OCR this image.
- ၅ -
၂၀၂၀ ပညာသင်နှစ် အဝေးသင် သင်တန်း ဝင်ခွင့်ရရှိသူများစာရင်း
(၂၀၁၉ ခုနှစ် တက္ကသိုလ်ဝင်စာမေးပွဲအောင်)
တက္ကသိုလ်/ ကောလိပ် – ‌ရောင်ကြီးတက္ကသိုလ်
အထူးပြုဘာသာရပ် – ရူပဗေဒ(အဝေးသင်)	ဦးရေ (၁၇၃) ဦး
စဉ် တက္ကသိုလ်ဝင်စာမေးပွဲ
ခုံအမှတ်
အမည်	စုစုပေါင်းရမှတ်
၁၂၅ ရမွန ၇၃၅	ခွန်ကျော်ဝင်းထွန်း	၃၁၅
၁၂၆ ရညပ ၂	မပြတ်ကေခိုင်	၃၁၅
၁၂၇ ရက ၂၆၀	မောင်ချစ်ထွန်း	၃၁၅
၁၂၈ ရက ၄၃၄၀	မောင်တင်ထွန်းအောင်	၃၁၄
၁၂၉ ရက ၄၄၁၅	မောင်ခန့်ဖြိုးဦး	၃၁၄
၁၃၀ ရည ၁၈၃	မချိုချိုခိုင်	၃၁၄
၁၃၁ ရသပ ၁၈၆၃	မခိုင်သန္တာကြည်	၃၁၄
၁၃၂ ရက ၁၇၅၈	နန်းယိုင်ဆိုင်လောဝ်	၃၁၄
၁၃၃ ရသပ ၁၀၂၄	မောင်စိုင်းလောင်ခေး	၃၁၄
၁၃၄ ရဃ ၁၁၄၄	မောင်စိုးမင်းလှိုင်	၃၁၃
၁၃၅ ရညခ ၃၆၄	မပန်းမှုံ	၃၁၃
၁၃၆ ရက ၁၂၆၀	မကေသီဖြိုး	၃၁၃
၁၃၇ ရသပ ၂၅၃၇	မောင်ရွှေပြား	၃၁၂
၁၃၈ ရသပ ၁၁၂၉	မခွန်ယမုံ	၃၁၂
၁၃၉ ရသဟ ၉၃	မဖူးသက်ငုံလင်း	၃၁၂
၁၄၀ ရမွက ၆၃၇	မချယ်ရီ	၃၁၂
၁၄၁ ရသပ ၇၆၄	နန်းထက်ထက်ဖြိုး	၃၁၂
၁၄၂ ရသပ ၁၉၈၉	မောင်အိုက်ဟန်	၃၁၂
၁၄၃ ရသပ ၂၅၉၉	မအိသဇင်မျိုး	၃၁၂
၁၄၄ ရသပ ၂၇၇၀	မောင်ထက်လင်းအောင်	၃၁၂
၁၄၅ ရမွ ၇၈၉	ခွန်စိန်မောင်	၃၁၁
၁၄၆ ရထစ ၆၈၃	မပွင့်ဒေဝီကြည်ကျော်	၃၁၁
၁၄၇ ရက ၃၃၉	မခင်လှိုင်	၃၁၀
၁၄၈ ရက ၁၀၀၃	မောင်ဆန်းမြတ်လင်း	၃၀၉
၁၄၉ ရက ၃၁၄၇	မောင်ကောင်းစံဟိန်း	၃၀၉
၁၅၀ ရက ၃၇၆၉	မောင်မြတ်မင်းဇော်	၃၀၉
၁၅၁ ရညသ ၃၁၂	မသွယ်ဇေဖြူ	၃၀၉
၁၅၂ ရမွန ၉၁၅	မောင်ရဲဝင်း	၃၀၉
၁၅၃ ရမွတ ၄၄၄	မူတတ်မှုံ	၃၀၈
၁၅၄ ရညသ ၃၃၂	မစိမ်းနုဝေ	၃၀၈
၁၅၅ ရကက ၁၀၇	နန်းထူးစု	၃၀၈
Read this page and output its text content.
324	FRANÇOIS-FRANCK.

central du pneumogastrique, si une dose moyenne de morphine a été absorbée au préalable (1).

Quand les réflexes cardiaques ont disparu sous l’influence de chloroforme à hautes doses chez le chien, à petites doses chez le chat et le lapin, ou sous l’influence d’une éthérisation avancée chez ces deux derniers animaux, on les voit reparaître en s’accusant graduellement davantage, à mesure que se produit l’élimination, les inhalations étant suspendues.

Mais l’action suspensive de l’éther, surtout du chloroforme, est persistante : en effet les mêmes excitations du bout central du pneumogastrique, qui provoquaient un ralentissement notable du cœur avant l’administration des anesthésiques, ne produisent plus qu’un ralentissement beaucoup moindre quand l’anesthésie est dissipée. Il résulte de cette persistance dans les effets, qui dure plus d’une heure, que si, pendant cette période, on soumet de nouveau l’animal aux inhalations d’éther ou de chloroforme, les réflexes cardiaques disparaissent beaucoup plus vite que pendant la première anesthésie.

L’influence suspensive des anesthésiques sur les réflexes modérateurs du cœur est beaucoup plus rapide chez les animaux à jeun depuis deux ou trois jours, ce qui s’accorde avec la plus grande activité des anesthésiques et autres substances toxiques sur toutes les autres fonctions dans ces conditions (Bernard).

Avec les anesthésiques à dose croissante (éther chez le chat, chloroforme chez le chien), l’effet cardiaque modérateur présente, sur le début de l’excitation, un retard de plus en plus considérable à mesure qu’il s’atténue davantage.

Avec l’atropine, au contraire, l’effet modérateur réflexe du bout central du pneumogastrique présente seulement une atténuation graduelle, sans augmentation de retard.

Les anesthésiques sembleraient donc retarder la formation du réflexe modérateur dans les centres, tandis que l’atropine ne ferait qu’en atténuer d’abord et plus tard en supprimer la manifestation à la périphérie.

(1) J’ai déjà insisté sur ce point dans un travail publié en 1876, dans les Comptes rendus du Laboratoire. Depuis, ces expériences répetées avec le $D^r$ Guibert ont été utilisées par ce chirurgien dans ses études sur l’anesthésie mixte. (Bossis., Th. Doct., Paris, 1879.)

--------------------

## Exercise brief
Reproduce the entire listing word for word.

## Exercise output
OCR this image.
- ၅ -
၂၀၂၀ ပညာသင်နှစ် အဝေးသင် သင်တန်း ဝင်ခွင့်ရရှိသူများစာရင်း
(၂၀၁၉ ခုနှစ် တက္ကသိုလ်ဝင်စာမေးပွဲအောင်)
တက္ကသိုလ်/ ကောလိပ် – ‌ရောင်ကြီးတက္ကသိုလ်
အထူးပြုဘာသာရပ် – ရူပဗေဒ(အဝေးသင်)	ဦးရေ (၁၇၃) ဦး
စဉ် တက္ကသိုလ်ဝင်စာမေးပွဲ
ခုံအမှတ်
အမည်	စုစုပေါင်းရမှတ်
၁၂၅ ရမွန ၇၃၅	ခွန်ကျော်ဝင်းထွန်း	၃၁၅
၁၂၆ ရညပ ၂	မပြတ်ကေခိုင်	၃၁၅
၁၂၇ ရက ၂၆၀	မောင်ချစ်ထွန်း	၃၁၅
၁၂၈ ရက ၄၃၄၀	မောင်တင်ထွန်းအောင်	၃၁၄
၁၂၉ ရက ၄၄၁၅	မောင်ခန့်ဖြိုးဦး	၃၁၄
၁၃၀ ရည ၁၈၃	မချိုချိုခိုင်	၃၁၄
၁၃၁ ရသပ ၁၈၆၃	မခိုင်သန္တာကြည်	၃၁၄
၁၃၂ ရက ၁၇၅၈	နန်းယိုင်ဆိုင်လောဝ်	၃၁၄
၁၃၃ ရသပ ၁၀၂၄	မောင်စိုင်းလောင်ခေး	၃၁၄
၁၃၄ ရဃ ၁၁၄၄	မောင်စိုးမင်းလှိုင်	၃၁၃
၁၃၅ ရညခ ၃၆၄	မပန်းမှုံ	၃၁၃
၁၃၆ ရက ၁၂၆၀	မကေသီဖြိုး	၃၁၃
၁၃၇ ရသပ ၂၅၃၇	မောင်ရွှေပြား	၃၁၂
၁၃၈ ရသပ ၁၁၂၉	မခွန်ယမုံ	၃၁၂
၁၃၉ ရသဟ ၉၃	မဖူးသက်ငုံလင်း	၃၁၂
၁၄၀ ရမွက ၆၃၇	မချယ်ရီ	၃၁၂
၁၄၁ ရသပ ၇၆၄	နန်းထက်ထက်ဖြိုး	၃၁၂
၁၄၂ ရသပ ၁၉၈၉	မောင်အိုက်ဟန်	၃၁၂
၁၄၃ ရသပ ၂၅၉၉	မအိသဇင်မျိုး	၃၁၂
၁၄၄ ရသပ ၂၇၇၀	မောင်ထက်လင်းအောင်	၃၁၂
၁၄၅ ရမွ ၇၈၉	ခွန်စိန်မောင်	၃၁၁
၁၄၆ ရထစ ၆၈၃	မပွင့်ဒေဝီကြည်ကျော်	၃၁၁
၁၄၇ ရက ၃၃၉	မခင်လှိုင်	၃၁၀
၁၄၈ ရက ၁၀၀၃	မောင်ဆန်းမြတ်လင်း	၃၀၉
၁၄၉ ရက ၃၁၄၇	မောင်ကောင်းစံဟိန်း	၃၀၉
၁၅၀ ရက ၃၇၆၉	မောင်မြတ်မင်းဇော်	၃၀၉
၁၅၁ ရညသ ၃၁၂	မသွယ်ဇေဖြူ	၃၀၉
၁၅၂ ရမွန ၉၁၅	မောင်ရဲဝင်း	၃၀၉
၁၅၃ ရမွတ ၄၄၄	မူတတ်မှုံ	၃၀၈
၁၅၄ ရညသ ၃၃၂	မစိမ်းနုဝေ	၃၀၈
၁၅၅ ရကက ၁၀၇	နန်းထူးစု	၃၀၈
Read this page and output its text content.
324	FRANÇOIS-FRANCK.

central du pneumogastrique, si une dose moyenne de morphine a été absorbée au préalable (1).

Quand les réflexes cardiaques ont disparu sous l’influence de chloroforme à hautes doses chez le chien, à petites doses chez le chat et le lapin, ou sous l’influence d’une éthérisation avancée chez ces deux derniers animaux, on les voit reparaître en s’accusant graduellement davantage, à mesure que se produit l’élimination, les inhalations étant suspendues.

Mais l’action suspensive de l’éther, surtout du chloroforme, est persistante : en effet les mêmes excitations du bout central du pneumogastrique, qui provoquaient un ralentissement notable du cœur avant l’administration des anesthésiques, ne produisent plus qu’un ralentissement beaucoup moindre quand l’anesthésie est dissipée. Il résulte de cette persistance dans les effets, qui dure plus d’une heure, que si, pendant cette période, on soumet de nouveau l’animal aux inhalations d’éther ou de chloroforme, les réflexes cardiaques disparaissent beaucoup plus vite que pendant la première anesthésie.

L’influence suspensive des anesthésiques sur les réflexes modérateurs du cœur est beaucoup plus rapide chez les animaux à jeun depuis deux ou trois jours, ce qui s’accorde avec la plus grande activité des anesthésiques et autres substances toxiques sur toutes les autres fonctions dans ces conditions (Bernard).

Avec les anesthésiques à dose croissante (éther chez le chat, chloroforme chez le chien), l’effet cardiaque modérateur présente, sur le début de l’excitation, un retard de plus en plus considérable à mesure qu’il s’atténue davantage.

Avec l’atropine, au contraire, l’effet modérateur réflexe du bout central du pneumogastrique présente seulement une atténuation graduelle, sans augmentation de retard.

Les anesthésiques sembleraient donc retarder la formation du réflexe modérateur dans les centres, tandis que l’atropine ne ferait qu’en atténuer d’abord et plus tard en supprimer la manifestation à la périphérie.

(1) J’ai déjà insisté sur ce point dans un travail publié en 1876, dans les Comptes rendus du Laboratoire. Depuis, ces expériences répetées avec le $D^r$ Guibert ont été utilisées par ce chirurgien dans ses études sur l’anesthésie mixte. (Bossis., Th. Doct., Paris, 1879.)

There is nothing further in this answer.